» Exercise aim: Select, from the data, each line where "right" occurs.

» Input records:
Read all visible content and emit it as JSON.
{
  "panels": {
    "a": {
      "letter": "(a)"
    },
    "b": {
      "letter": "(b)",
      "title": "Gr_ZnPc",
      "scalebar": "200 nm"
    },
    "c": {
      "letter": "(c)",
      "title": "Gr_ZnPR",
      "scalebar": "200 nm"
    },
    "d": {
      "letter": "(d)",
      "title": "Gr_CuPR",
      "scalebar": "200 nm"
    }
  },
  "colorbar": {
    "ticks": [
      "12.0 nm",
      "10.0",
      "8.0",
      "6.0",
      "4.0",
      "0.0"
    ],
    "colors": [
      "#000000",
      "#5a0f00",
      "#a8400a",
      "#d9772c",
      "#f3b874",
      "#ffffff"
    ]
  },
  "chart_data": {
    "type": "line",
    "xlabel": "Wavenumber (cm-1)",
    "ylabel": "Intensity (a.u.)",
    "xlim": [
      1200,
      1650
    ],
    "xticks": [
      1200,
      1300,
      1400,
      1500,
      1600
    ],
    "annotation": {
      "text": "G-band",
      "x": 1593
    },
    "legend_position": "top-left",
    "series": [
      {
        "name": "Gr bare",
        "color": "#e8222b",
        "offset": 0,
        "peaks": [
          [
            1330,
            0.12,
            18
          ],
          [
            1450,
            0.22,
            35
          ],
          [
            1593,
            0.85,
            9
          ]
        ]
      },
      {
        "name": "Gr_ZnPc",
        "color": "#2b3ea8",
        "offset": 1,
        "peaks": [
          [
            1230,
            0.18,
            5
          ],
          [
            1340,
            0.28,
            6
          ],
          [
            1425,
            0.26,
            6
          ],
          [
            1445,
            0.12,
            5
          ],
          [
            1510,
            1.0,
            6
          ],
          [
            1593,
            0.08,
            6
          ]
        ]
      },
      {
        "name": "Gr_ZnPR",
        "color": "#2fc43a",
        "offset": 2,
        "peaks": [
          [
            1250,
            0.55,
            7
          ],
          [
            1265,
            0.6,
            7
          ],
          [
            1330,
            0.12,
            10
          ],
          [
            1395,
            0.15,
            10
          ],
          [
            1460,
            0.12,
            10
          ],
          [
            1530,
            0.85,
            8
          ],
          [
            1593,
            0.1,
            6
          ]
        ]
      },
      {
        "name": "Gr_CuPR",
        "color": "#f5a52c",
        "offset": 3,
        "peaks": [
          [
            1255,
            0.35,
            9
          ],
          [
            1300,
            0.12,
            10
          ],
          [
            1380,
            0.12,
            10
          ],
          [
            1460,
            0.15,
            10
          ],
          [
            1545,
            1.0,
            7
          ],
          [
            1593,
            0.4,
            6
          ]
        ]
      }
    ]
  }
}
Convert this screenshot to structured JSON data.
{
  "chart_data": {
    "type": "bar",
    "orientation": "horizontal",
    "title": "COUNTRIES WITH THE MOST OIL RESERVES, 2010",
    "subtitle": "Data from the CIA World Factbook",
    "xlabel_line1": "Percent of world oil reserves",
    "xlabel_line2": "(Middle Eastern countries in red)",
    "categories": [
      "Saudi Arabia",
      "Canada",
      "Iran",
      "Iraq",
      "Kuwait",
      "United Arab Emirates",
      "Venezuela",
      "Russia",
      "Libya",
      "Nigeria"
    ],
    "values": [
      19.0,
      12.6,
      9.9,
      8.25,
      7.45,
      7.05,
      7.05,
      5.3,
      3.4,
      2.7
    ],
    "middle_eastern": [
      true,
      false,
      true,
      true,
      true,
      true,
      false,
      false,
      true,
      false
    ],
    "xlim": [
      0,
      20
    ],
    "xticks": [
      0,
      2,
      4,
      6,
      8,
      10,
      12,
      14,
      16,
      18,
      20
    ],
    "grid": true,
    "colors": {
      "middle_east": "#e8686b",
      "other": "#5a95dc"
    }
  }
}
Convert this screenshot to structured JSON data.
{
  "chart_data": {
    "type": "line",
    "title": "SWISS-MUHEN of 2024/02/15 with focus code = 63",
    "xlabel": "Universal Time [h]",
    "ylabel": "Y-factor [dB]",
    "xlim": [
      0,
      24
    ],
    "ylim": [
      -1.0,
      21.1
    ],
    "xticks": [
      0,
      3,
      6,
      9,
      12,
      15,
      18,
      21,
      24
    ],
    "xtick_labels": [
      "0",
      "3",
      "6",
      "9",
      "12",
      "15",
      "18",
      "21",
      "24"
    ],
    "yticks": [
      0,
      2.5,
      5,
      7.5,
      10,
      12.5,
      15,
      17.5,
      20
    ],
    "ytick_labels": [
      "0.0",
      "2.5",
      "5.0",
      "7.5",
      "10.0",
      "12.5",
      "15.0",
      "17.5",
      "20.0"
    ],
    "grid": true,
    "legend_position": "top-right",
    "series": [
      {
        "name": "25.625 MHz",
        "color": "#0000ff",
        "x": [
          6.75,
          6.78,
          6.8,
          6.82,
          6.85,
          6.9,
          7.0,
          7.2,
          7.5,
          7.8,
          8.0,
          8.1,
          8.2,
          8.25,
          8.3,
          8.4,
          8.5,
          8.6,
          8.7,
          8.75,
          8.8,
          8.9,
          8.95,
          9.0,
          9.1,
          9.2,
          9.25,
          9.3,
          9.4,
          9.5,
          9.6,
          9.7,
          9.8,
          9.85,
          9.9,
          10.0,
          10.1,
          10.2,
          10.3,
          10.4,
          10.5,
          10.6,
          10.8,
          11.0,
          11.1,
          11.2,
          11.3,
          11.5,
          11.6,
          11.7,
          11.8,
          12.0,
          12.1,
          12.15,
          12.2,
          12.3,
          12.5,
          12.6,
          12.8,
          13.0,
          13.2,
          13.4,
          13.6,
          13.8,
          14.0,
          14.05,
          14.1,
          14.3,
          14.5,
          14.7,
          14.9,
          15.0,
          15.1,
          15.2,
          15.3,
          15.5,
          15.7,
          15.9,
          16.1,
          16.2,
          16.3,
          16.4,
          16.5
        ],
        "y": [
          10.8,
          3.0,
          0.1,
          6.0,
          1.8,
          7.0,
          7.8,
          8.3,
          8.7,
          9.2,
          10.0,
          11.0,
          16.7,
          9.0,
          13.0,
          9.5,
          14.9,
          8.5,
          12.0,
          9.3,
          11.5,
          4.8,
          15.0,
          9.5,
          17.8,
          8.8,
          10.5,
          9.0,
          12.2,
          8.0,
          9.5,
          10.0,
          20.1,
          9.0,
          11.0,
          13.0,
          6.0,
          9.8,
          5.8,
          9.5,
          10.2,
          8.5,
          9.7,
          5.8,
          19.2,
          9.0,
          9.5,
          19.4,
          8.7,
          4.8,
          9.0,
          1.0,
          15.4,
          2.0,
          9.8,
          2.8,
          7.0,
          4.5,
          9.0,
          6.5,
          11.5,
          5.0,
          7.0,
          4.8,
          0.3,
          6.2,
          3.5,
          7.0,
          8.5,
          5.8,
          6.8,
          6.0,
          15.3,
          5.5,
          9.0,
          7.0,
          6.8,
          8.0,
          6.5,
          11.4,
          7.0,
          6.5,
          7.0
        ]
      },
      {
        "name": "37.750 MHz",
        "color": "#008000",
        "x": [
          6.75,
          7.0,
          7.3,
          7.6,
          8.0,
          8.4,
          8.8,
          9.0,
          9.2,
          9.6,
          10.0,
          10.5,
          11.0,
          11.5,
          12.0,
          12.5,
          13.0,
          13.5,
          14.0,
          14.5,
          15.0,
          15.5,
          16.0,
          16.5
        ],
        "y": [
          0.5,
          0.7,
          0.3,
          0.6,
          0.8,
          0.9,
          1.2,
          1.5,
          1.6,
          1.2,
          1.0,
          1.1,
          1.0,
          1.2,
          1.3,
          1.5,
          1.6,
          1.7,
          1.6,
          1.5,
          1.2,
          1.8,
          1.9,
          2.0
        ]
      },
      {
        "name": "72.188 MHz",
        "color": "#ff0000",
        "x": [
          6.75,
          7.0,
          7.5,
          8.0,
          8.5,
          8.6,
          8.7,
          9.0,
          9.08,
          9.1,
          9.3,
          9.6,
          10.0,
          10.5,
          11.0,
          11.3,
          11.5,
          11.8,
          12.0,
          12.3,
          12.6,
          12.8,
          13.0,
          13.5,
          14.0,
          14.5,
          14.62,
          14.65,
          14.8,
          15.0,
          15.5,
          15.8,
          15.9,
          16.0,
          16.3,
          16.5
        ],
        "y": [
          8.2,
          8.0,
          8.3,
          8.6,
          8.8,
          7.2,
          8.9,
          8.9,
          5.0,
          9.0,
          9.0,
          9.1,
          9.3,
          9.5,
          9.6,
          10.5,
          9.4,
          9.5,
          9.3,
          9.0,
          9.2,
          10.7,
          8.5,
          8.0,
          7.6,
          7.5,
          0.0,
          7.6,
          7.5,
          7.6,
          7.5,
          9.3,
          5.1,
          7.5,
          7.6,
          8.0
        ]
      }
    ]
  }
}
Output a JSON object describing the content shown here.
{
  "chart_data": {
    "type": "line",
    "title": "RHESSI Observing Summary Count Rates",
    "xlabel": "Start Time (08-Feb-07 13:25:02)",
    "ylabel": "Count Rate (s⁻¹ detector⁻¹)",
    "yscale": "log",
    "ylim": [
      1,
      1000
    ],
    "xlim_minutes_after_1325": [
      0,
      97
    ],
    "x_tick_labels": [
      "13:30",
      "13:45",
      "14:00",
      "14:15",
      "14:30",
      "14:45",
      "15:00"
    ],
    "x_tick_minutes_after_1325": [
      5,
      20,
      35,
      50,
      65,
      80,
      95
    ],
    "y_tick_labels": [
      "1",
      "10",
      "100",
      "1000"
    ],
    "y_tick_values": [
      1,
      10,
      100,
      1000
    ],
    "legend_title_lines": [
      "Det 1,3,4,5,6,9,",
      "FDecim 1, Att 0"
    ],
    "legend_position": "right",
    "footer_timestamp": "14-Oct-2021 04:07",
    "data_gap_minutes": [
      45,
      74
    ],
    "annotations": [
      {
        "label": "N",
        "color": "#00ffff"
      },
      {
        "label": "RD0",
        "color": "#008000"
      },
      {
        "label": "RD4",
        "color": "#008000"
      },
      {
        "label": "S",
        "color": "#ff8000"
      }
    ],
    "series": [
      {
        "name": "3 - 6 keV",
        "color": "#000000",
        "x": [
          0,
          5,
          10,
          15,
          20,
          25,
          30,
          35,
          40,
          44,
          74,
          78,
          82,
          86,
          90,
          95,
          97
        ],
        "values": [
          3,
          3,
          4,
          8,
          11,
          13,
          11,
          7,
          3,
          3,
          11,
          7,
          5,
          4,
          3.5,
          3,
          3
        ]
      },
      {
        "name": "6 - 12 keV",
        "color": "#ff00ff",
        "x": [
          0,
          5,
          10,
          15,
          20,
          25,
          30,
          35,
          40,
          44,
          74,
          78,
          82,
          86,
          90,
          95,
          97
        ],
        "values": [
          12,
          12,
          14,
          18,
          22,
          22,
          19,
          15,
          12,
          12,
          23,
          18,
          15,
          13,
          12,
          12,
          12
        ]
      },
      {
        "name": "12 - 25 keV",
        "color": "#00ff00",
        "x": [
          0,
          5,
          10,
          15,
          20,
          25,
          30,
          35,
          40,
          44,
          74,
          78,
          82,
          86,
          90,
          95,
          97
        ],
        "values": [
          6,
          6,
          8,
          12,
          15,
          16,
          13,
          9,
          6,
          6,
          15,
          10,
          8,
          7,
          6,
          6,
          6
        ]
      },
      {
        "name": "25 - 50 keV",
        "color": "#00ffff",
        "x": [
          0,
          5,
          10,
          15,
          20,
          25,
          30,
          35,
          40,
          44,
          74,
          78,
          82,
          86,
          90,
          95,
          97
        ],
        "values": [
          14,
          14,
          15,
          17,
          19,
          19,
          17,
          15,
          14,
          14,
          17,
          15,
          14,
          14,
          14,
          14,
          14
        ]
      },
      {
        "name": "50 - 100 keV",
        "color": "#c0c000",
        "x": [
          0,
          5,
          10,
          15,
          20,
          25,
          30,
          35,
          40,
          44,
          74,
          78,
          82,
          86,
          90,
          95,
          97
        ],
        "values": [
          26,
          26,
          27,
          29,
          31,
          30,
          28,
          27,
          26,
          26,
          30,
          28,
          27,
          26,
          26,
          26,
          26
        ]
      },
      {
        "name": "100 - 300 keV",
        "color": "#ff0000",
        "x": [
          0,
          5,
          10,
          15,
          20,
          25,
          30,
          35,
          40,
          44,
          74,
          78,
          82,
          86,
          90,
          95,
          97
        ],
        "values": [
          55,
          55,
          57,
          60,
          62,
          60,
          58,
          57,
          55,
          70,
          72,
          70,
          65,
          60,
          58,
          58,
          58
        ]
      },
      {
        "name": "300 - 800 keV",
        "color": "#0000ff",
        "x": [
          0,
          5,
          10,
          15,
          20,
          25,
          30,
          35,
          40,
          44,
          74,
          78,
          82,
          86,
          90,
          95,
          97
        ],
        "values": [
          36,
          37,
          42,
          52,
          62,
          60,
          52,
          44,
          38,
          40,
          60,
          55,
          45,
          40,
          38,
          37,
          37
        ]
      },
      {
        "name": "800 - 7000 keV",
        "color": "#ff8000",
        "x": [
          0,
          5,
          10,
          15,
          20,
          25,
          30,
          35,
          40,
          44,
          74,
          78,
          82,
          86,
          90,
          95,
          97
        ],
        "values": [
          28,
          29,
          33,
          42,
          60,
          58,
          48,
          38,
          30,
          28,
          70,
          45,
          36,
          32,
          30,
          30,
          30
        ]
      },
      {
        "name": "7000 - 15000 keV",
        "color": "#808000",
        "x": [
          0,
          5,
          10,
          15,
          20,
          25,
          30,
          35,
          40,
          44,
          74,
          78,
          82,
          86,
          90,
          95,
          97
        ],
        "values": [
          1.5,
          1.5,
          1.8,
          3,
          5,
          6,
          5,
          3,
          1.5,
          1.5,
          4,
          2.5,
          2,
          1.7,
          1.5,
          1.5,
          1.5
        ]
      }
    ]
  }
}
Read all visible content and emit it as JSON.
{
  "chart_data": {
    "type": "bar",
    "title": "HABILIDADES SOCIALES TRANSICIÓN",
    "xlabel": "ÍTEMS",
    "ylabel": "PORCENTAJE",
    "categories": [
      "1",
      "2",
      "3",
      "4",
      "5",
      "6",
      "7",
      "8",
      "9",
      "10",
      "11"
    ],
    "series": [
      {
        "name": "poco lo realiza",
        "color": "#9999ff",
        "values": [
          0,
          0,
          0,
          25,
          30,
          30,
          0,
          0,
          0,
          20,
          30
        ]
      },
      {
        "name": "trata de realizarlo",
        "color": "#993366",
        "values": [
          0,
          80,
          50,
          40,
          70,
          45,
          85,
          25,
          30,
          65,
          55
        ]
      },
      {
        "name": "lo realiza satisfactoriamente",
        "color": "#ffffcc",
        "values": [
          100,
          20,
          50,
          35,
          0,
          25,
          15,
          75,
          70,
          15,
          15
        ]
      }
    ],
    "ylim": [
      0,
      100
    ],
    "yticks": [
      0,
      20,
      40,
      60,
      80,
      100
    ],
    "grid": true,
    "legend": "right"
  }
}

» Exercise output:
    "legend_position": "top-right",
    "legend_position": "right",
    "legend": "right"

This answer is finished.